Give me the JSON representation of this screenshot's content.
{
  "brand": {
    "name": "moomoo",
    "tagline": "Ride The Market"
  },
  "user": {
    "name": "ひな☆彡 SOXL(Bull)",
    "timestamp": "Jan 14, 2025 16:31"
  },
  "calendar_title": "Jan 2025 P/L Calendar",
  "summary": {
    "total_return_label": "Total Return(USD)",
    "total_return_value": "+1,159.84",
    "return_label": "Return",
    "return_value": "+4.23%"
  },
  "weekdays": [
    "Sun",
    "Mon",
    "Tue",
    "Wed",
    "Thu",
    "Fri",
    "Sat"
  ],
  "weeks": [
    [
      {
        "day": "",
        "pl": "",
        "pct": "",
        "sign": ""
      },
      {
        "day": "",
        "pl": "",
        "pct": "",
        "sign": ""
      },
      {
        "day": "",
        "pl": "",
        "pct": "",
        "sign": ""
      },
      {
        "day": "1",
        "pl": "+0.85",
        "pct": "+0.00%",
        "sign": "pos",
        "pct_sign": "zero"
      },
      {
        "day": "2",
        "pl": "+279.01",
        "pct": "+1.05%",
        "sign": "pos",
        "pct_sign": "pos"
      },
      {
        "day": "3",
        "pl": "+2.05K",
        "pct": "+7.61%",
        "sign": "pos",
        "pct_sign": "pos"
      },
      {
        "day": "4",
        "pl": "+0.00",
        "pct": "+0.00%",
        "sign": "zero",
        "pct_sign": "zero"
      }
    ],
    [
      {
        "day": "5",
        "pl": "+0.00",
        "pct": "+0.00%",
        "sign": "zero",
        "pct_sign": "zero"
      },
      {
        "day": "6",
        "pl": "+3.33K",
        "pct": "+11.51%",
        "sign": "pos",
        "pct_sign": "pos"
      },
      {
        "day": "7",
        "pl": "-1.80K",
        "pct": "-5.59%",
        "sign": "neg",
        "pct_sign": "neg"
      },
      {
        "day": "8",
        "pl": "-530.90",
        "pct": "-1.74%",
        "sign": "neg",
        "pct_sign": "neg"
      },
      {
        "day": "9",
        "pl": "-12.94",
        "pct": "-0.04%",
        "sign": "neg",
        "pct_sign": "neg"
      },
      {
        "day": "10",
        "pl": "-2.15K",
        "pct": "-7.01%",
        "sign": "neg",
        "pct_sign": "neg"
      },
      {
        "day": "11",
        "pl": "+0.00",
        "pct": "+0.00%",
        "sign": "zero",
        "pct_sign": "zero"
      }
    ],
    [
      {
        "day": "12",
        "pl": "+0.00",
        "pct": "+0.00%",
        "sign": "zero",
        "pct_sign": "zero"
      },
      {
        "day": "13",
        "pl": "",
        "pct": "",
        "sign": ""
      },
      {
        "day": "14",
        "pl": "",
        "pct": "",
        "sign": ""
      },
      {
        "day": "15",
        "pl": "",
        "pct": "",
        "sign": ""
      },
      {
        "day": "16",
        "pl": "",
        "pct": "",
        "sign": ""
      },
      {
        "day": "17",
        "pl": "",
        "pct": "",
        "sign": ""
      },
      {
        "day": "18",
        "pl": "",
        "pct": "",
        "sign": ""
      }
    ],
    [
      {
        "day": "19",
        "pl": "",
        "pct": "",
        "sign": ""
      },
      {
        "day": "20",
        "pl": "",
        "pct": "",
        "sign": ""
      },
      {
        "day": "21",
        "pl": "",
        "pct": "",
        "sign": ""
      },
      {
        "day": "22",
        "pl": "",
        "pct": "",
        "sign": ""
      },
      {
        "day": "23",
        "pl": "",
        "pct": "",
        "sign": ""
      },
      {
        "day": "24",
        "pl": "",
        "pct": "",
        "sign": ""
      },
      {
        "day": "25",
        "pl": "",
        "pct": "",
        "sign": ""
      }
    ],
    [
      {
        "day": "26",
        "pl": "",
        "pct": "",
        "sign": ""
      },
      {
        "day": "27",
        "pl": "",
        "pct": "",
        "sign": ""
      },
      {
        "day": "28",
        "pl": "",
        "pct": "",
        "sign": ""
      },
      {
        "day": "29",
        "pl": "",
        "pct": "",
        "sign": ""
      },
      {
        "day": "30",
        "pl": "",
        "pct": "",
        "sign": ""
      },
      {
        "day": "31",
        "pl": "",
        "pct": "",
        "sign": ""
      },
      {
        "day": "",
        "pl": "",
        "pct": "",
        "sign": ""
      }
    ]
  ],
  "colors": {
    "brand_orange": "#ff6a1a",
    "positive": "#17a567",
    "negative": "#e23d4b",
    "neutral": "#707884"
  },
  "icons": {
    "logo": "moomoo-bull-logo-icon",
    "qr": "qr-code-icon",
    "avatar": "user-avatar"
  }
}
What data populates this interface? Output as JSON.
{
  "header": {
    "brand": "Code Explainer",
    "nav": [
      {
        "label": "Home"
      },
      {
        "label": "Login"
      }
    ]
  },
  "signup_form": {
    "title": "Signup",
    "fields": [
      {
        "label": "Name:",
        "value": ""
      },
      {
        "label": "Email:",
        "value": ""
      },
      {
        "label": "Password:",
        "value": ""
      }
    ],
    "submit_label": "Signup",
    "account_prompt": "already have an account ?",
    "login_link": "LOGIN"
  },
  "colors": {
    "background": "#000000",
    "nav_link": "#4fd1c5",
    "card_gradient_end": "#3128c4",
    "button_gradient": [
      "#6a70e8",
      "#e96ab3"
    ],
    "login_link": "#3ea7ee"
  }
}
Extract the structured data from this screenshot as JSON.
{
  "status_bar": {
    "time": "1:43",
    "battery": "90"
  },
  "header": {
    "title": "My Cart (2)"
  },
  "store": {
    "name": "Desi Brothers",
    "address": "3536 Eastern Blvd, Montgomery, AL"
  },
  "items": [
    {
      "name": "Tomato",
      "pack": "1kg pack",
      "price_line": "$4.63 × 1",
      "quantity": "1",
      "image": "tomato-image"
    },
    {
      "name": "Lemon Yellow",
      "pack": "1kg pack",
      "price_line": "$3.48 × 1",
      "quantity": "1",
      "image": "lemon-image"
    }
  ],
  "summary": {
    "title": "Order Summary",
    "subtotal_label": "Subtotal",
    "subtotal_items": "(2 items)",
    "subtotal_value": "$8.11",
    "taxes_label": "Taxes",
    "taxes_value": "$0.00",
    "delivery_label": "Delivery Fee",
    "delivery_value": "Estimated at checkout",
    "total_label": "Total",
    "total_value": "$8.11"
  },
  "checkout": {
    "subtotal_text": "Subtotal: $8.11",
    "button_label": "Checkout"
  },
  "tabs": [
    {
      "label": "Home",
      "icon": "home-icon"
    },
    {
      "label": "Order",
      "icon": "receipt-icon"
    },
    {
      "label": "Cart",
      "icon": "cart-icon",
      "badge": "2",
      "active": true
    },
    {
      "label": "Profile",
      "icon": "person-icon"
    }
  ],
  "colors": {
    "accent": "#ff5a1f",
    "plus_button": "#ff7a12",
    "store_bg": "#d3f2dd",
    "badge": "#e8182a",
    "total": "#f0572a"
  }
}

- - - - - - -

(PROBLEM) Each entry above is to be printed again exactly.

(FULL OUTPUT)
Give me the JSON representation of this screenshot's content.
{
  "brand": {
    "name": "moomoo",
    "tagline": "Ride The Market"
  },
  "user": {
    "name": "ひな☆彡 SOXL(Bull)",
    "timestamp": "Jan 14, 2025 16:31"
  },
  "calendar_title": "Jan 2025 P/L Calendar",
  "summary": {
    "total_return_label": "Total Return(USD)",
    "total_return_value": "+1,159.84",
    "return_label": "Return",
    "return_value": "+4.23%"
  },
  "weekdays": [
    "Sun",
    "Mon",
    "Tue",
    "Wed",
    "Thu",
    "Fri",
    "Sat"
  ],
  "weeks": [
    [
      {
        "day": "",
        "pl": "",
        "pct": "",
        "sign": ""
      },
      {
        "day": "",
        "pl": "",
        "pct": "",
        "sign": ""
      },
      {
        "day": "",
        "pl": "",
        "pct": "",
        "sign": ""
      },
      {
        "day": "1",
        "pl": "+0.85",
        "pct": "+0.00%",
        "sign": "pos",
        "pct_sign": "zero"
      },
      {
        "day": "2",
        "pl": "+279.01",
        "pct": "+1.05%",
        "sign": "pos",
        "pct_sign": "pos"
      },
      {
        "day": "3",
        "pl": "+2.05K",
        "pct": "+7.61%",
        "sign": "pos",
        "pct_sign": "pos"
      },
      {
        "day": "4",
        "pl": "+0.00",
        "pct": "+0.00%",
        "sign": "zero",
        "pct_sign": "zero"
      }
    ],
    [
      {
        "day": "5",
        "pl": "+0.00",
        "pct": "+0.00%",
        "sign": "zero",
        "pct_sign": "zero"
      },
      {
        "day": "6",
        "pl": "+3.33K",
        "pct": "+11.51%",
        "sign": "pos",
        "pct_sign": "pos"
      },
      {
        "day": "7",
        "pl": "-1.80K",
        "pct": "-5.59%",
        "sign": "neg",
        "pct_sign": "neg"
      },
      {
        "day": "8",
        "pl": "-530.90",
        "pct": "-1.74%",
        "sign": "neg",
        "pct_sign": "neg"
      },
      {
        "day": "9",
        "pl": "-12.94",
        "pct": "-0.04%",
        "sign": "neg",
        "pct_sign": "neg"
      },
      {
        "day": "10",
        "pl": "-2.15K",
        "pct": "-7.01%",
        "sign": "neg",
        "pct_sign": "neg"
      },
      {
        "day": "11",
        "pl": "+0.00",
        "pct": "+0.00%",
        "sign": "zero",
        "pct_sign": "zero"
      }
    ],
    [
      {
        "day": "12",
        "pl": "+0.00",
        "pct": "+0.00%",
        "sign": "zero",
        "pct_sign": "zero"
      },
      {
        "day": "13",
        "pl": "",
        "pct": "",
        "sign": ""
      },
      {
        "day": "14",
        "pl": "",
        "pct": "",
        "sign": ""
      },
      {
        "day": "15",
        "pl": "",
        "pct": "",
        "sign": ""
      },
      {
        "day": "16",
        "pl": "",
        "pct": "",
        "sign": ""
      },
      {
        "day": "17",
        "pl": "",
        "pct": "",
        "sign": ""
      },
      {
        "day": "18",
        "pl": "",
        "pct": "",
        "sign": ""
      }
    ],
    [
      {
        "day": "19",
        "pl": "",
        "pct": "",
        "sign": ""
      },
      {
        "day": "20",
        "pl": "",
        "pct": "",
        "sign": ""
      },
      {
        "day": "21",
        "pl": "",
        "pct": "",
        "sign": ""
      },
      {
        "day": "22",
        "pl": "",
        "pct": "",
        "sign": ""
      },
      {
        "day": "23",
        "pl": "",
        "pct": "",
        "sign": ""
      },
      {
        "day": "24",
        "pl": "",
        "pct": "",
        "sign": ""
      },
      {
        "day": "25",
        "pl": "",
        "pct": "",
        "sign": ""
      }
    ],
    [
      {
        "day": "26",
        "pl": "",
        "pct": "",
        "sign": ""
      },
      {
        "day": "27",
        "pl": "",
        "pct": "",
        "sign": ""
      },
      {
        "day": "28",
        "pl": "",
        "pct": "",
        "sign": ""
      },
      {
        "day": "29",
        "pl": "",
        "pct": "",
        "sign": ""
      },
      {
        "day": "30",
        "pl": "",
        "pct": "",
        "sign": ""
      },
      {
        "day": "31",
        "pl": "",
        "pct": "",
        "sign": ""
      },
      {
        "day": "",
        "pl": "",
        "pct": "",
        "sign": ""
      }
    ]
  ],
  "colors": {
    "brand_orange": "#ff6a1a",
    "positive": "#17a567",
    "negative": "#e23d4b",
    "neutral": "#707884"
  },
  "icons": {
    "logo": "moomoo-bull-logo-icon",
    "qr": "qr-code-icon",
    "avatar": "user-avatar"
  }
}
What data populates this interface? Output as JSON.
{
  "header": {
    "brand": "Code Explainer",
    "nav": [
      {
        "label": "Home"
      },
      {
        "label": "Login"
      }
    ]
  },
  "signup_form": {
    "title": "Signup",
    "fields": [
      {
        "label": "Name:",
        "value": ""
      },
      {
        "label": "Email:",
        "value": ""
      },
      {
        "label": "Password:",
        "value": ""
      }
    ],
    "submit_label": "Signup",
    "account_prompt": "already have an account ?",
    "login_link": "LOGIN"
  },
  "colors": {
    "background": "#000000",
    "nav_link": "#4fd1c5",
    "card_gradient_end": "#3128c4",
    "button_gradient": [
      "#6a70e8",
      "#e96ab3"
    ],
    "login_link": "#3ea7ee"
  }
}
Extract the structured data from this screenshot as JSON.
{
  "status_bar": {
    "time": "1:43",
    "battery": "90"
  },
  "header": {
    "title": "My Cart (2)"
  },
  "store": {
    "name": "Desi Brothers",
    "address": "3536 Eastern Blvd, Montgomery, AL"
  },
  "items": [
    {
      "name": "Tomato",
      "pack": "1kg pack",
      "price_line": "$4.63 × 1",
      "quantity": "1",
      "image": "tomato-image"
    },
    {
      "name": "Lemon Yellow",
      "pack": "1kg pack",
      "price_line": "$3.48 × 1",
      "quantity": "1",
      "image": "lemon-image"
    }
  ],
  "summary": {
    "title": "Order Summary",
    "subtotal_label": "Subtotal",
    "subtotal_items": "(2 items)",
    "subtotal_value": "$8.11",
    "taxes_label": "Taxes",
    "taxes_value": "$0.00",
    "delivery_label": "Delivery Fee",
    "delivery_value": "Estimated at checkout",
    "total_label": "Total",
    "total_value": "$8.11"
  },
  "checkout": {
    "subtotal_text": "Subtotal: $8.11",
    "button_label": "Checkout"
  },
  "tabs": [
    {
      "label": "Home",
      "icon": "home-icon"
    },
    {
      "label": "Order",
      "icon": "receipt-icon"
    },
    {
      "label": "Cart",
      "icon": "cart-icon",
      "badge": "2",
      "active": true
    },
    {
      "label": "Profile",
      "icon": "person-icon"
    }
  ],
  "colors": {
    "accent": "#ff5a1f",
    "plus_button": "#ff7a12",
    "store_bg": "#d3f2dd",
    "badge": "#e8182a",
    "total": "#f0572a"
  }
}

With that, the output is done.